Problem to solve: Reproduce every entry exactly.

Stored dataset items
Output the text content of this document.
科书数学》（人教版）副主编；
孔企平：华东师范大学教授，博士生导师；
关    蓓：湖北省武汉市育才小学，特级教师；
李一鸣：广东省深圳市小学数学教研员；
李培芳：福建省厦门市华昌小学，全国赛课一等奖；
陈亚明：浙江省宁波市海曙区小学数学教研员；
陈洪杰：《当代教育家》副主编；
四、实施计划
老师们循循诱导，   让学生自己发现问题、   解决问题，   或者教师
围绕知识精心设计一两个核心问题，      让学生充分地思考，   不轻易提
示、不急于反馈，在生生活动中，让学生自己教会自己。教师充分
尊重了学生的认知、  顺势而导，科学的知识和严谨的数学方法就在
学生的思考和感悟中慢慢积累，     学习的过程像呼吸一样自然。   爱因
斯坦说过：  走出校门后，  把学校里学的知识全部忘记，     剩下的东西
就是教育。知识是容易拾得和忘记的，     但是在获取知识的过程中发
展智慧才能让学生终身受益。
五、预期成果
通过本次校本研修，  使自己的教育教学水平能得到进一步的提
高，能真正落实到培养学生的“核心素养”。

Full output:
Output the text content of this document.
科书数学》（人教版）副主编；
孔企平：华东师范大学教授，博士生导师；
关    蓓：湖北省武汉市育才小学，特级教师；
李一鸣：广东省深圳市小学数学教研员；
李培芳：福建省厦门市华昌小学，全国赛课一等奖；
陈亚明：浙江省宁波市海曙区小学数学教研员；
陈洪杰：《当代教育家》副主编；
四、实施计划
老师们循循诱导，   让学生自己发现问题、   解决问题，   或者教师
围绕知识精心设计一两个核心问题，      让学生充分地思考，   不轻易提
示、不急于反馈，在生生活动中，让学生自己教会自己。教师充分
尊重了学生的认知、  顺势而导，科学的知识和严谨的数学方法就在
学生的思考和感悟中慢慢积累，     学习的过程像呼吸一样自然。   爱因
斯坦说过：  走出校门后，  把学校里学的知识全部忘记，     剩下的东西
就是教育。知识是容易拾得和忘记的，     但是在获取知识的过程中发
展智慧才能让学生终身受益。
五、预期成果
通过本次校本研修，  使自己的教育教学水平能得到进一步的提
高，能真正落实到培养学生的“核心素养”。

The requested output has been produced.